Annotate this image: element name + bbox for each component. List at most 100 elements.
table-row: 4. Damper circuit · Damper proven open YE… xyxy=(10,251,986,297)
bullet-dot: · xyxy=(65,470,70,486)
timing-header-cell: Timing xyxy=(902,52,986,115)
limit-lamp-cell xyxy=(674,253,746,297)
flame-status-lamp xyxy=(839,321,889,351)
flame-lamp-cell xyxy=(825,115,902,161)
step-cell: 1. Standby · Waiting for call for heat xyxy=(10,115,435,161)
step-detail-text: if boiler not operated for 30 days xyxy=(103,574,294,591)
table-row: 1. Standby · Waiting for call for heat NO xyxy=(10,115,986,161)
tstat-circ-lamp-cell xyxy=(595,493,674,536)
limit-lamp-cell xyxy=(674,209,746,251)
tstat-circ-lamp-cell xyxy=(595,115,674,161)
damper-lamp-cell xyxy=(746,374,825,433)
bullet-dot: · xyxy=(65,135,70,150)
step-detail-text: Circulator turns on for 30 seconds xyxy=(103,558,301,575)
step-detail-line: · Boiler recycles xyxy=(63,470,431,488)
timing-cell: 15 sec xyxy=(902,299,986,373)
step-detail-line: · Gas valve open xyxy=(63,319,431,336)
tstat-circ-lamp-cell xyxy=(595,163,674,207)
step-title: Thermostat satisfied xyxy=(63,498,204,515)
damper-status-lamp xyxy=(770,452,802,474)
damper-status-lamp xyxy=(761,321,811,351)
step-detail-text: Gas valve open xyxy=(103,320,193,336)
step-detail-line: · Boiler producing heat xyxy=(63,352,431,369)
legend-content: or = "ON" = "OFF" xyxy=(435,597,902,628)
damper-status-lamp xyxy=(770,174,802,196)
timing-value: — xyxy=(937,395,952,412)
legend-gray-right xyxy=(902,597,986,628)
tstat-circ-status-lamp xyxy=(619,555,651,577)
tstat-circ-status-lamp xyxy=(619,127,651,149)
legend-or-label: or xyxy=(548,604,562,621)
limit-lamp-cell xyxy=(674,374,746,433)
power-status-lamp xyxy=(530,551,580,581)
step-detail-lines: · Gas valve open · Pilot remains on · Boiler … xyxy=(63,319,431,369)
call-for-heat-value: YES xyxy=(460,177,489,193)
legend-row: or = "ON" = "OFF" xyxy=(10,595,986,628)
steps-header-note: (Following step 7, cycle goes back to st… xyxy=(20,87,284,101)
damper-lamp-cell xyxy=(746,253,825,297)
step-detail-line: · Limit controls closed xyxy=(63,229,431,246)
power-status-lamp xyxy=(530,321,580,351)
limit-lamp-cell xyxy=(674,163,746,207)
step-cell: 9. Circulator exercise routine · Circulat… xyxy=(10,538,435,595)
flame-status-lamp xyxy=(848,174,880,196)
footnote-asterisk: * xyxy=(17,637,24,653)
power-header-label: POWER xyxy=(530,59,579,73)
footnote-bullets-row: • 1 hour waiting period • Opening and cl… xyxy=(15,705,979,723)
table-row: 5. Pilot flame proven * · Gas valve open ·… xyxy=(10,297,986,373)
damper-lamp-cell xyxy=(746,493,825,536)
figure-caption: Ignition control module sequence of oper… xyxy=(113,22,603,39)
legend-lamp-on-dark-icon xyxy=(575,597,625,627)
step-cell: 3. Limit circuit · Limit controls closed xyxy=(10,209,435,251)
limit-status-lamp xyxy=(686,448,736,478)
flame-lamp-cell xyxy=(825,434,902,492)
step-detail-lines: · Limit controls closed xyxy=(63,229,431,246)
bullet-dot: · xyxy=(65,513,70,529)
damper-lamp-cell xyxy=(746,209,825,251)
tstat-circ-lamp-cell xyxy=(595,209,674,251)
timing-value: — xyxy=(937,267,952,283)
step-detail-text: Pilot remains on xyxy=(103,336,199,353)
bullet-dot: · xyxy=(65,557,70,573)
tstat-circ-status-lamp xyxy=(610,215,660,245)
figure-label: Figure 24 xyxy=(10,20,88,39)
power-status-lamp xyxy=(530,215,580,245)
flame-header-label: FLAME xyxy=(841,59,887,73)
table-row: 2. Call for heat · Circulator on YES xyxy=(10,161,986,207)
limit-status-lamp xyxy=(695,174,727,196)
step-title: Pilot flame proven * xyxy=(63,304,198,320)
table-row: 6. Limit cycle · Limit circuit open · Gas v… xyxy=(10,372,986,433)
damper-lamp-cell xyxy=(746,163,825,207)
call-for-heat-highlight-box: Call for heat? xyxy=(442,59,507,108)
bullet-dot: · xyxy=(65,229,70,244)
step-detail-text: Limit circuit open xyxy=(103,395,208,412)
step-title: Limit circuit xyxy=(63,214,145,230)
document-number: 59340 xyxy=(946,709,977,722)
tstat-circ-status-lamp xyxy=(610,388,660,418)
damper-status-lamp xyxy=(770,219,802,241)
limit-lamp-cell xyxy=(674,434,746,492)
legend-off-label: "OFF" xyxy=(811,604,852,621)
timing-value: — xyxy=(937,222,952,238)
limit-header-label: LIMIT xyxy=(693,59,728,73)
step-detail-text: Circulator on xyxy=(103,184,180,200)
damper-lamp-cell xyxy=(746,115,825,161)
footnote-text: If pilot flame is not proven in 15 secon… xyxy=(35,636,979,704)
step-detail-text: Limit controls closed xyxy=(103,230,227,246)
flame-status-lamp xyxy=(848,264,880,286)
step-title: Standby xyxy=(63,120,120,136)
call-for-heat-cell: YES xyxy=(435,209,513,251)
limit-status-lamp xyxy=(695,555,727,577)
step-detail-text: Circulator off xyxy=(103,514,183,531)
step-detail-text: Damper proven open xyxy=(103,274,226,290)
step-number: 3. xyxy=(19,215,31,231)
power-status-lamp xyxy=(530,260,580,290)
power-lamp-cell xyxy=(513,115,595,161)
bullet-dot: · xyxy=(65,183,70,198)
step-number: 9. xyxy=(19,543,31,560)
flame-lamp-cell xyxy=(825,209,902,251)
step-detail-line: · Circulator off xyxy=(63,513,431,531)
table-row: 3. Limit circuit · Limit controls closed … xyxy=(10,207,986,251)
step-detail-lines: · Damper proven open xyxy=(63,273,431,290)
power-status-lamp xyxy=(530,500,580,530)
----------------
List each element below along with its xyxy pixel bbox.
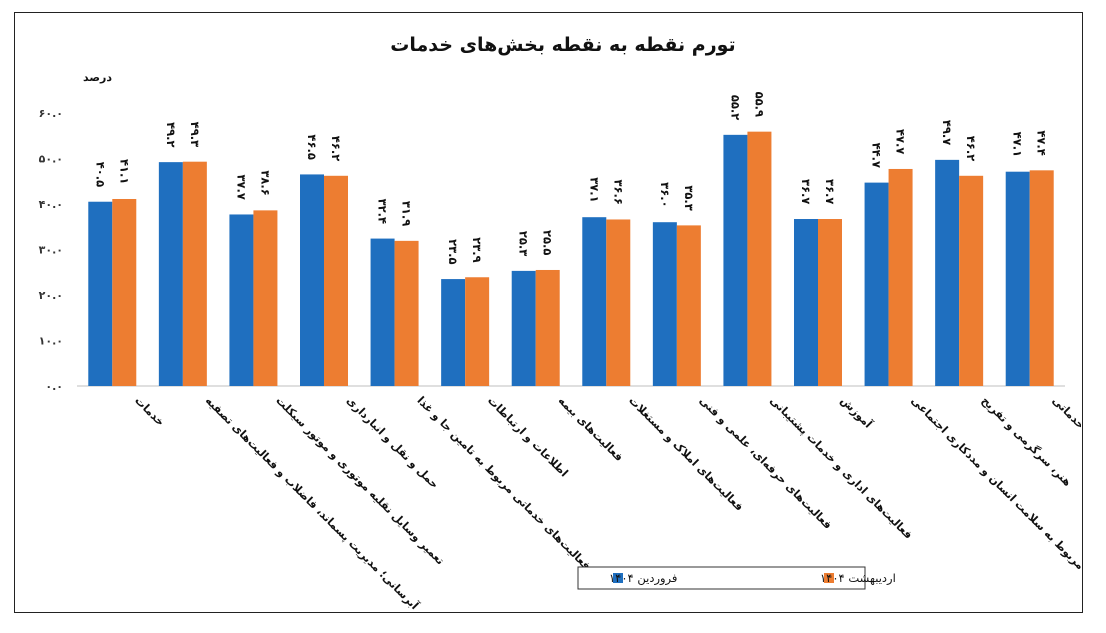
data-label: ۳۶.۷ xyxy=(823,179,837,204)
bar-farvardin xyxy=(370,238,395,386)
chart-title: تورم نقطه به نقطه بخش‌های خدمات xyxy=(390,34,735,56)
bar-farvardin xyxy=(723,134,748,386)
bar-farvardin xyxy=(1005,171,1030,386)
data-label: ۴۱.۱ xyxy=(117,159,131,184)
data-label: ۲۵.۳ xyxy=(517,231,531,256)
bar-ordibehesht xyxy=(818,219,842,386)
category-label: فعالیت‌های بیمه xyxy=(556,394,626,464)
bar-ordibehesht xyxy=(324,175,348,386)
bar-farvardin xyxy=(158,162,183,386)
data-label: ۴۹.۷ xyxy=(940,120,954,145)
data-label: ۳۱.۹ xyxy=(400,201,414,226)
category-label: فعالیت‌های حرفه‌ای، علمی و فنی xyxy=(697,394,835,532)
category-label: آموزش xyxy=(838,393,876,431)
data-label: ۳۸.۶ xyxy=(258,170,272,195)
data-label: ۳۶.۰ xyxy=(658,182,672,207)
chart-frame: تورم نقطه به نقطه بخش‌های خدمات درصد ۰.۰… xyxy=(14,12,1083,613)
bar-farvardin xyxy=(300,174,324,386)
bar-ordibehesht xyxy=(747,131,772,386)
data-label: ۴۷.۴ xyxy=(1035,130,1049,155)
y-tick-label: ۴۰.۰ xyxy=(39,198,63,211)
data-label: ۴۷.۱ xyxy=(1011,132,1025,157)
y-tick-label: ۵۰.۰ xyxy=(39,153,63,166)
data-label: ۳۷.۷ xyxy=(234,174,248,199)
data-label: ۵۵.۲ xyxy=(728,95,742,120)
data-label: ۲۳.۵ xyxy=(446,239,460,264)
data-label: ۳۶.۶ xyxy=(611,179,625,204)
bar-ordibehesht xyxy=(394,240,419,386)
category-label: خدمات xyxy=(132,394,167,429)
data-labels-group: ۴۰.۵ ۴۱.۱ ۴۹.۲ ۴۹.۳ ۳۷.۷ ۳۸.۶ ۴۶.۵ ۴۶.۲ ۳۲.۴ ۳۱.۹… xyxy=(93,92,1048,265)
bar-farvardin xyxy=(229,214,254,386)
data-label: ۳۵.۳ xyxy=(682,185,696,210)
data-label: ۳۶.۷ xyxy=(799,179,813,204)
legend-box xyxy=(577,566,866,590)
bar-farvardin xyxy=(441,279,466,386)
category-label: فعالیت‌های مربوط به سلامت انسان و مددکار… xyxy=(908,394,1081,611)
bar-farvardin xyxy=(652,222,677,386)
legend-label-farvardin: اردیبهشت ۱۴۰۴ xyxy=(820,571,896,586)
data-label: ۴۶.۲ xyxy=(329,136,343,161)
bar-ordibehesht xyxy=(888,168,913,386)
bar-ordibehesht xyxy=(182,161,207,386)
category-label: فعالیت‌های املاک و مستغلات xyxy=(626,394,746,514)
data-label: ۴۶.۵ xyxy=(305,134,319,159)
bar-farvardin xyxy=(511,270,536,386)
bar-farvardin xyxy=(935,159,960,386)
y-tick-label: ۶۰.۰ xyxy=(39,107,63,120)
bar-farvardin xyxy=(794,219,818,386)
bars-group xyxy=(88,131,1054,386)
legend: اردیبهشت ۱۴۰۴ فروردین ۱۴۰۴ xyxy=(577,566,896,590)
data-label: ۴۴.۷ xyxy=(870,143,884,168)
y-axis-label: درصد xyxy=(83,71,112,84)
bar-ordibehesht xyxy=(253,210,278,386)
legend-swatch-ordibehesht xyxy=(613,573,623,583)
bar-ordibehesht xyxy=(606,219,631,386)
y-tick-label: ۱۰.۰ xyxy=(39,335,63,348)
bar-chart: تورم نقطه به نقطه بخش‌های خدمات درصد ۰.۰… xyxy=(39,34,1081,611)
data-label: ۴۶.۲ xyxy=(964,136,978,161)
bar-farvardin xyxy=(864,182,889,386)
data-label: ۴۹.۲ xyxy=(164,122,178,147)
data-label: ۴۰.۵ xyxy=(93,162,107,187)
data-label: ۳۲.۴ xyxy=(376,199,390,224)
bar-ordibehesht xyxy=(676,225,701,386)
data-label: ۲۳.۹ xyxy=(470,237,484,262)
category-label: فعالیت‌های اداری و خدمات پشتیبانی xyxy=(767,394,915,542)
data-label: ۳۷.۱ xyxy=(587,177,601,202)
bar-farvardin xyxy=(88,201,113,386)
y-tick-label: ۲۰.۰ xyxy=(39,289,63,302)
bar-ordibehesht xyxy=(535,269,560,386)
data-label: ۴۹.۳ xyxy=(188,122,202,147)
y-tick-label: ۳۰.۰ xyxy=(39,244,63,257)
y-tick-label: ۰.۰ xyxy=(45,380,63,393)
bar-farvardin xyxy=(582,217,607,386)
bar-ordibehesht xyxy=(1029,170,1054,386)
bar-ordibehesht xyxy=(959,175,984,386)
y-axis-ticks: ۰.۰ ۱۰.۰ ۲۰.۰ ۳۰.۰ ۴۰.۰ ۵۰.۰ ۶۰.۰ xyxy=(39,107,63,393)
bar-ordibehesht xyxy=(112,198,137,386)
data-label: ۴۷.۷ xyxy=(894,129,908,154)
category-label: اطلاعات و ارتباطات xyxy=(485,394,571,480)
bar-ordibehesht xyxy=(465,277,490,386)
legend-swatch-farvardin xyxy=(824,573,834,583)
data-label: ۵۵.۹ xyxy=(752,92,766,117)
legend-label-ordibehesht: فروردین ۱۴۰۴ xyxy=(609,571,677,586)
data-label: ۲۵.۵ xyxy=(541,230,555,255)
----------------
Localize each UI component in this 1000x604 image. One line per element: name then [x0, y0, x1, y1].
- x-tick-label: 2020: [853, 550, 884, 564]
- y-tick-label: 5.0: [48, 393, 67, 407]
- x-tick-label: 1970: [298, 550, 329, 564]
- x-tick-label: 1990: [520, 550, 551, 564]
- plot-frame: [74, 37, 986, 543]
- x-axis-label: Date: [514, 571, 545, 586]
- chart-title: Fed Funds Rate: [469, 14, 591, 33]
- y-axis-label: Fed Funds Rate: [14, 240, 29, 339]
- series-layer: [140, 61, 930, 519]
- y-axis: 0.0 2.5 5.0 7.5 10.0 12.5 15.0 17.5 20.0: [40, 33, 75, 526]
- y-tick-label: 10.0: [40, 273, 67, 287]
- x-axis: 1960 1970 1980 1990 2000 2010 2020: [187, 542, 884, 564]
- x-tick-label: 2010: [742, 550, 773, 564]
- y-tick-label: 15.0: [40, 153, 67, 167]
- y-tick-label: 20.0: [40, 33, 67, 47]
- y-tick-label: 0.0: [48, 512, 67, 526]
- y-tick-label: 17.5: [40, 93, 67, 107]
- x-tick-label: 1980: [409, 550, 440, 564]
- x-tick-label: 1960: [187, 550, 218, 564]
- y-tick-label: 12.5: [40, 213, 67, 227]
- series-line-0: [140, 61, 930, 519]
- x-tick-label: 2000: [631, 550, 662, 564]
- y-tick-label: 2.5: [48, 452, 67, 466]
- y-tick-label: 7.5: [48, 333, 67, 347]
----------------
Copy the items from the line containing "Annotate this image: element" through the line containing "step-detail-line: · Boiler recycles", inclusive, substituting "Pump" for "Circulator" and changing nothing else.

Annotate this image: element name + bbox for each component. List at most 100 elements.
table-row: 4. Damper circuit · Damper proven open YE… xyxy=(10,251,986,297)
bullet-dot: · xyxy=(65,470,70,486)
timing-header-cell: Timing xyxy=(902,52,986,115)
limit-lamp-cell xyxy=(674,253,746,297)
flame-status-lamp xyxy=(839,321,889,351)
flame-lamp-cell xyxy=(825,115,902,161)
step-cell: 1. Standby · Waiting for call for heat xyxy=(10,115,435,161)
step-detail-text: if boiler not operated for 30 days xyxy=(103,574,294,591)
table-row: 1. Standby · Waiting for call for heat NO xyxy=(10,115,986,161)
tstat-circ-lamp-cell xyxy=(595,493,674,536)
limit-lamp-cell xyxy=(674,209,746,251)
tstat-circ-lamp-cell xyxy=(595,115,674,161)
damper-lamp-cell xyxy=(746,374,825,433)
bullet-dot: · xyxy=(65,135,70,150)
step-detail-text: Pump turns on for 30 seconds xyxy=(103,558,301,575)
step-detail-line: · Boiler recycles xyxy=(63,470,431,488)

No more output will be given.